Work to complete: Rewrite the listing below with every "5 minutes ago" replaced by "2 hours ago" and all other text unchanged. Leave the pictures out.

----------------

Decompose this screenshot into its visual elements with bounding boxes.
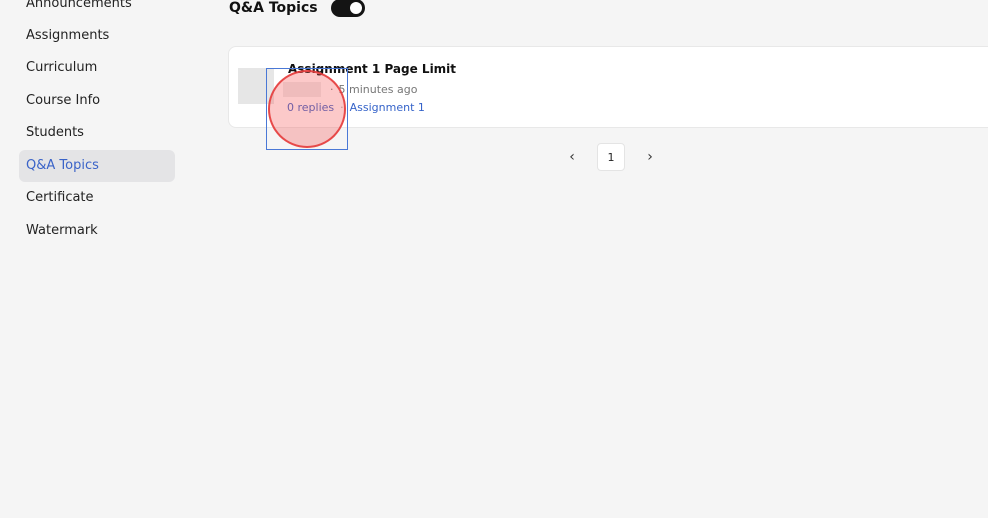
sidebar-item-qa-topics[interactable]: Q&A Topics: [19, 150, 175, 182]
qa-topics-toggle[interactable]: [330, 0, 365, 17]
assignment-link[interactable]: Assignment 1: [350, 101, 425, 114]
sidebar-item-announcements[interactable]: Announcements: [19, 0, 175, 20]
pagination: ‹ 1 ›: [558, 142, 664, 172]
chevron-right-icon[interactable]: ›: [636, 143, 664, 171]
sidebar-item-course-info[interactable]: Course Info: [19, 85, 175, 117]
page-header: Q&A Topics: [229, 0, 365, 22]
sidebar: Announcements Assignments Curriculum Cou…: [0, 0, 195, 518]
topic-timestamp: 5 minutes ago: [338, 82, 418, 96]
page-number-button[interactable]: 1: [597, 143, 625, 171]
sidebar-item-certificate[interactable]: Certificate: [19, 182, 175, 214]
chevron-left-icon[interactable]: ‹: [558, 143, 586, 171]
sidebar-item-watermark[interactable]: Watermark: [19, 215, 175, 247]
click-indicator: [268, 70, 346, 148]
page-title: Q&A Topics: [229, 0, 318, 16]
toggle-knob: [349, 2, 362, 14]
sidebar-item-curriculum[interactable]: Curriculum: [19, 52, 175, 84]
sidebar-item-students[interactable]: Students: [19, 117, 175, 149]
sidebar-item-assignments[interactable]: Assignments: [19, 20, 175, 52]
page: Announcements Assignments Curriculum Cou…: [0, 0, 988, 518]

----------------

Full output:
Decompose this screenshot into its visual elements with bounding boxes.
sidebar-item-qa-topics[interactable]: Q&A Topics: [19, 150, 175, 182]
qa-topics-toggle[interactable]: [330, 0, 365, 17]
assignment-link[interactable]: Assignment 1: [350, 101, 425, 114]
sidebar-item-announcements[interactable]: Announcements: [19, 0, 175, 20]
pagination: ‹ 1 ›: [558, 142, 664, 172]
chevron-right-icon[interactable]: ›: [636, 143, 664, 171]
sidebar-item-course-info[interactable]: Course Info: [19, 85, 175, 117]
page-header: Q&A Topics: [229, 0, 365, 22]
sidebar: Announcements Assignments Curriculum Cou…: [0, 0, 195, 518]
topic-timestamp: 2 hours ago: [338, 82, 418, 96]
page-number-button[interactable]: 1: [597, 143, 625, 171]
sidebar-item-certificate[interactable]: Certificate: [19, 182, 175, 214]
chevron-left-icon[interactable]: ‹: [558, 143, 586, 171]
sidebar-item-watermark[interactable]: Watermark: [19, 215, 175, 247]
click-indicator: [268, 70, 346, 148]
page-title: Q&A Topics: [229, 0, 318, 16]
toggle-knob: [349, 2, 362, 14]
sidebar-item-curriculum[interactable]: Curriculum: [19, 52, 175, 84]
sidebar-item-students[interactable]: Students: [19, 117, 175, 149]
sidebar-item-assignments[interactable]: Assignments: [19, 20, 175, 52]
page: Announcements Assignments Curriculum Cou…: [0, 0, 988, 518]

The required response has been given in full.